Collected data entries |

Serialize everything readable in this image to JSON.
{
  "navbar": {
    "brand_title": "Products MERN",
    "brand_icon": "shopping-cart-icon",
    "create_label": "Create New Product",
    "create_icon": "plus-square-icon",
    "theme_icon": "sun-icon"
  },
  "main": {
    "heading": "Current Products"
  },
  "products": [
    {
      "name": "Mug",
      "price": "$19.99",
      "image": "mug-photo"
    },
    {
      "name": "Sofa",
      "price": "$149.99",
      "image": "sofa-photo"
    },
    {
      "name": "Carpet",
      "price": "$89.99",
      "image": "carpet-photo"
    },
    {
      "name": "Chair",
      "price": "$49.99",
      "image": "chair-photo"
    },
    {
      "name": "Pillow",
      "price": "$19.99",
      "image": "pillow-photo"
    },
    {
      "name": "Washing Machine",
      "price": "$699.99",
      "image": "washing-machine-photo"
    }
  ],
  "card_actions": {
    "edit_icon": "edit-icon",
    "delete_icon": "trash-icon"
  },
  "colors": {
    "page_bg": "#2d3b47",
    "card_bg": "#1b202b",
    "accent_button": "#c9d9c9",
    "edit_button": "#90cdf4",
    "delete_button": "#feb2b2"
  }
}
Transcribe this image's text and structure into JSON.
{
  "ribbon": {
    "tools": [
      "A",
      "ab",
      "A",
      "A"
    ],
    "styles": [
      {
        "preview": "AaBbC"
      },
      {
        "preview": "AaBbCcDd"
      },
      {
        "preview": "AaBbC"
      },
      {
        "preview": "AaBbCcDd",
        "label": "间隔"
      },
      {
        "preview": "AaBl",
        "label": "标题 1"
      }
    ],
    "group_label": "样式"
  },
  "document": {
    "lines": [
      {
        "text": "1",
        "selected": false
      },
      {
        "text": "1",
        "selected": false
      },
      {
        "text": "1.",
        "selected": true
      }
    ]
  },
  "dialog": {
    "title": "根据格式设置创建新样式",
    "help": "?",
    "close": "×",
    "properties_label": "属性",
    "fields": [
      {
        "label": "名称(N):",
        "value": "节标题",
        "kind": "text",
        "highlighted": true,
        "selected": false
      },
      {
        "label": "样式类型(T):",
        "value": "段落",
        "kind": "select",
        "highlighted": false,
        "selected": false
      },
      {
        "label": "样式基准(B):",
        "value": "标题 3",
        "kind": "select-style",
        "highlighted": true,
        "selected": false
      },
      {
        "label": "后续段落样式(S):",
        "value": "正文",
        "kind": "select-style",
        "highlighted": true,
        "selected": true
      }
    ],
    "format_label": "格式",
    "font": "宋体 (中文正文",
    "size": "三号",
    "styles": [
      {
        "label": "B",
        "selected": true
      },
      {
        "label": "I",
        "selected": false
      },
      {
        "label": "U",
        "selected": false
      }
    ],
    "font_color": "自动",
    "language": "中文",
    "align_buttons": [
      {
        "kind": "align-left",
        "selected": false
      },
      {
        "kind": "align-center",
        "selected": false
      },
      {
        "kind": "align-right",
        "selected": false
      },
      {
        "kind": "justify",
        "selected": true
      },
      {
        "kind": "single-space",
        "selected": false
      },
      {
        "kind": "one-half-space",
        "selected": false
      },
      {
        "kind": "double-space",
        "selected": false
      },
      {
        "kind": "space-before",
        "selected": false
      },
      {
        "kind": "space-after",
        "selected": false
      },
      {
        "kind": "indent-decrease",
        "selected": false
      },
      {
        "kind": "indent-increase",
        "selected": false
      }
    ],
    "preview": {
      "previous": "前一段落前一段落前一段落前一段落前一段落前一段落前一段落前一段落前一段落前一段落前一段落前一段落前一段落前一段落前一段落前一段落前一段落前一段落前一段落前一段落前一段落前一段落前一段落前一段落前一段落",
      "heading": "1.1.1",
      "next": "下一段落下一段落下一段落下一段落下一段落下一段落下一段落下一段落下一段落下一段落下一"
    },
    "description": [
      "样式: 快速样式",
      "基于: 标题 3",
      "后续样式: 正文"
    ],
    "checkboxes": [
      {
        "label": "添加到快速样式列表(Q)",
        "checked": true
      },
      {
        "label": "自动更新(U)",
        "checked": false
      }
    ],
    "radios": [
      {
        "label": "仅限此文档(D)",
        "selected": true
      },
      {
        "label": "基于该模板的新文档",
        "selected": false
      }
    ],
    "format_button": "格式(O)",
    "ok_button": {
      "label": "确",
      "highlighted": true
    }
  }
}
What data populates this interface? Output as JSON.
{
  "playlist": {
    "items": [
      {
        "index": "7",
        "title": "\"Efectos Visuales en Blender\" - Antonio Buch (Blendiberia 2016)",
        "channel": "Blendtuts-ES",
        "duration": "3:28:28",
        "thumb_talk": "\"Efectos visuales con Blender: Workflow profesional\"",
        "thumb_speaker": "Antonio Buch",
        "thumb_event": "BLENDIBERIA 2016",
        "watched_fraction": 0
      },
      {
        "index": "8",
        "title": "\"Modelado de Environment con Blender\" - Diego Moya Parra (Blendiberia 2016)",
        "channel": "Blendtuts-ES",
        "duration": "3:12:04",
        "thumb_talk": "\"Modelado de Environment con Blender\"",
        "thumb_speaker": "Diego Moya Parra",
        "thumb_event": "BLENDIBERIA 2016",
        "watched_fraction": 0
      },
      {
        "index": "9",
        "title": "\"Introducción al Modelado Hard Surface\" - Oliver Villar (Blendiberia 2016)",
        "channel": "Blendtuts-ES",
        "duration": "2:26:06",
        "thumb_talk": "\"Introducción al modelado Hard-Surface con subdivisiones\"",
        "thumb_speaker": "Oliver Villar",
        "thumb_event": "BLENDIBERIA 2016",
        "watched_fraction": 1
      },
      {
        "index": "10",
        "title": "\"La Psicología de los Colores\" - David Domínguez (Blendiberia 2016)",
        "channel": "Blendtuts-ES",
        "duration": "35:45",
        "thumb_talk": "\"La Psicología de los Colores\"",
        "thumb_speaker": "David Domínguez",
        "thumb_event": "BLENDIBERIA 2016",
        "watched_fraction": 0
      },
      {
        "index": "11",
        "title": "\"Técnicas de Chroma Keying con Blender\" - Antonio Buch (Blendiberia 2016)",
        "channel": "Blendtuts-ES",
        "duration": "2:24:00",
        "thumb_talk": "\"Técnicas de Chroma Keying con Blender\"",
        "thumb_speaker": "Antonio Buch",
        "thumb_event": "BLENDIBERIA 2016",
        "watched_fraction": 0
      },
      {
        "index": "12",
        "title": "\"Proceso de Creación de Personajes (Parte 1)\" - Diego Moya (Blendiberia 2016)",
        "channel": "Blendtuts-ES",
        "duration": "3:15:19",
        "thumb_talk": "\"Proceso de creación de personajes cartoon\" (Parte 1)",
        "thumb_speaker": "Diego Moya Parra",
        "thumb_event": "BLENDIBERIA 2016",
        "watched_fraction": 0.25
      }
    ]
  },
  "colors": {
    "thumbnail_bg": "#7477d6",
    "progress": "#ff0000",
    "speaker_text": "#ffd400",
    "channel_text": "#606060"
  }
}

Written request |
Output the records exactly, including every line.

Full solution |
Serialize everything readable in this image to JSON.
{
  "navbar": {
    "brand_title": "Products MERN",
    "brand_icon": "shopping-cart-icon",
    "create_label": "Create New Product",
    "create_icon": "plus-square-icon",
    "theme_icon": "sun-icon"
  },
  "main": {
    "heading": "Current Products"
  },
  "products": [
    {
      "name": "Mug",
      "price": "$19.99",
      "image": "mug-photo"
    },
    {
      "name": "Sofa",
      "price": "$149.99",
      "image": "sofa-photo"
    },
    {
      "name": "Carpet",
      "price": "$89.99",
      "image": "carpet-photo"
    },
    {
      "name": "Chair",
      "price": "$49.99",
      "image": "chair-photo"
    },
    {
      "name": "Pillow",
      "price": "$19.99",
      "image": "pillow-photo"
    },
    {
      "name": "Washing Machine",
      "price": "$699.99",
      "image": "washing-machine-photo"
    }
  ],
  "card_actions": {
    "edit_icon": "edit-icon",
    "delete_icon": "trash-icon"
  },
  "colors": {
    "page_bg": "#2d3b47",
    "card_bg": "#1b202b",
    "accent_button": "#c9d9c9",
    "edit_button": "#90cdf4",
    "delete_button": "#feb2b2"
  }
}
Transcribe this image's text and structure into JSON.
{
  "ribbon": {
    "tools": [
      "A",
      "ab",
      "A",
      "A"
    ],
    "styles": [
      {
        "preview": "AaBbC"
      },
      {
        "preview": "AaBbCcDd"
      },
      {
        "preview": "AaBbC"
      },
      {
        "preview": "AaBbCcDd",
        "label": "间隔"
      },
      {
        "preview": "AaBl",
        "label": "标题 1"
      }
    ],
    "group_label": "样式"
  },
  "document": {
    "lines": [
      {
        "text": "1",
        "selected": false
      },
      {
        "text": "1",
        "selected": false
      },
      {
        "text": "1.",
        "selected": true
      }
    ]
  },
  "dialog": {
    "title": "根据格式设置创建新样式",
    "help": "?",
    "close": "×",
    "properties_label": "属性",
    "fields": [
      {
        "label": "名称(N):",
        "value": "节标题",
        "kind": "text",
        "highlighted": true,
        "selected": false
      },
      {
        "label": "样式类型(T):",
        "value": "段落",
        "kind": "select",
        "highlighted": false,
        "selected": false
      },
      {
        "label": "样式基准(B):",
        "value": "标题 3",
        "kind": "select-style",
        "highlighted": true,
        "selected": false
      },
      {
        "label": "后续段落样式(S):",
        "value": "正文",
        "kind": "select-style",
        "highlighted": true,
        "selected": true
      }
    ],
    "format_label": "格式",
    "font": "宋体 (中文正文",
    "size": "三号",
    "styles": [
      {
        "label": "B",
        "selected": true
      },
      {
        "label": "I",
        "selected": false
      },
      {
        "label": "U",
        "selected": false
      }
    ],
    "font_color": "自动",
    "language": "中文",
    "align_buttons": [
      {
        "kind": "align-left",
        "selected": false
      },
      {
        "kind": "align-center",
        "selected": false
      },
      {
        "kind": "align-right",
        "selected": false
      },
      {
        "kind": "justify",
        "selected": true
      },
      {
        "kind": "single-space",
        "selected": false
      },
      {
        "kind": "one-half-space",
        "selected": false
      },
      {
        "kind": "double-space",
        "selected": false
      },
      {
        "kind": "space-before",
        "selected": false
      },
      {
        "kind": "space-after",
        "selected": false
      },
      {
        "kind": "indent-decrease",
        "selected": false
      },
      {
        "kind": "indent-increase",
        "selected": false
      }
    ],
    "preview": {
      "previous": "前一段落前一段落前一段落前一段落前一段落前一段落前一段落前一段落前一段落前一段落前一段落前一段落前一段落前一段落前一段落前一段落前一段落前一段落前一段落前一段落前一段落前一段落前一段落前一段落前一段落",
      "heading": "1.1.1",
      "next": "下一段落下一段落下一段落下一段落下一段落下一段落下一段落下一段落下一段落下一段落下一"
    },
    "description": [
      "样式: 快速样式",
      "基于: 标题 3",
      "后续样式: 正文"
    ],
    "checkboxes": [
      {
        "label": "添加到快速样式列表(Q)",
        "checked": true
      },
      {
        "label": "自动更新(U)",
        "checked": false
      }
    ],
    "radios": [
      {
        "label": "仅限此文档(D)",
        "selected": true
      },
      {
        "label": "基于该模板的新文档",
        "selected": false
      }
    ],
    "format_button": "格式(O)",
    "ok_button": {
      "label": "确",
      "highlighted": true
    }
  }
}
What data populates this interface? Output as JSON.
{
  "playlist": {
    "items": [
      {
        "index": "7",
        "title": "\"Efectos Visuales en Blender\" - Antonio Buch (Blendiberia 2016)",
        "channel": "Blendtuts-ES",
        "duration": "3:28:28",
        "thumb_talk": "\"Efectos visuales con Blender: Workflow profesional\"",
        "thumb_speaker": "Antonio Buch",
        "thumb_event": "BLENDIBERIA 2016",
        "watched_fraction": 0
      },
      {
        "index": "8",
        "title": "\"Modelado de Environment con Blender\" - Diego Moya Parra (Blendiberia 2016)",
        "channel": "Blendtuts-ES",
        "duration": "3:12:04",
        "thumb_talk": "\"Modelado de Environment con Blender\"",
        "thumb_speaker": "Diego Moya Parra",
        "thumb_event": "BLENDIBERIA 2016",
        "watched_fraction": 0
      },
      {
        "index": "9",
        "title": "\"Introducción al Modelado Hard Surface\" - Oliver Villar (Blendiberia 2016)",
        "channel": "Blendtuts-ES",
        "duration": "2:26:06",
        "thumb_talk": "\"Introducción al modelado Hard-Surface con subdivisiones\"",
        "thumb_speaker": "Oliver Villar",
        "thumb_event": "BLENDIBERIA 2016",
        "watched_fraction": 1
      },
      {
        "index": "10",
        "title": "\"La Psicología de los Colores\" - David Domínguez (Blendiberia 2016)",
        "channel": "Blendtuts-ES",
        "duration": "35:45",
        "thumb_talk": "\"La Psicología de los Colores\"",
        "thumb_speaker": "David Domínguez",
        "thumb_event": "BLENDIBERIA 2016",
        "watched_fraction": 0
      },
      {
        "index": "11",
        "title": "\"Técnicas de Chroma Keying con Blender\" - Antonio Buch (Blendiberia 2016)",
        "channel": "Blendtuts-ES",
        "duration": "2:24:00",
        "thumb_talk": "\"Técnicas de Chroma Keying con Blender\"",
        "thumb_speaker": "Antonio Buch",
        "thumb_event": "BLENDIBERIA 2016",
        "watched_fraction": 0
      },
      {
        "index": "12",
        "title": "\"Proceso de Creación de Personajes (Parte 1)\" - Diego Moya (Blendiberia 2016)",
        "channel": "Blendtuts-ES",
        "duration": "3:15:19",
        "thumb_talk": "\"Proceso de creación de personajes cartoon\" (Parte 1)",
        "thumb_speaker": "Diego Moya Parra",
        "thumb_event": "BLENDIBERIA 2016",
        "watched_fraction": 0.25
      }
    ]
  },
  "colors": {
    "thumbnail_bg": "#7477d6",
    "progress": "#ff0000",
    "speaker_text": "#ffd400",
    "channel_text": "#606060"
  }
}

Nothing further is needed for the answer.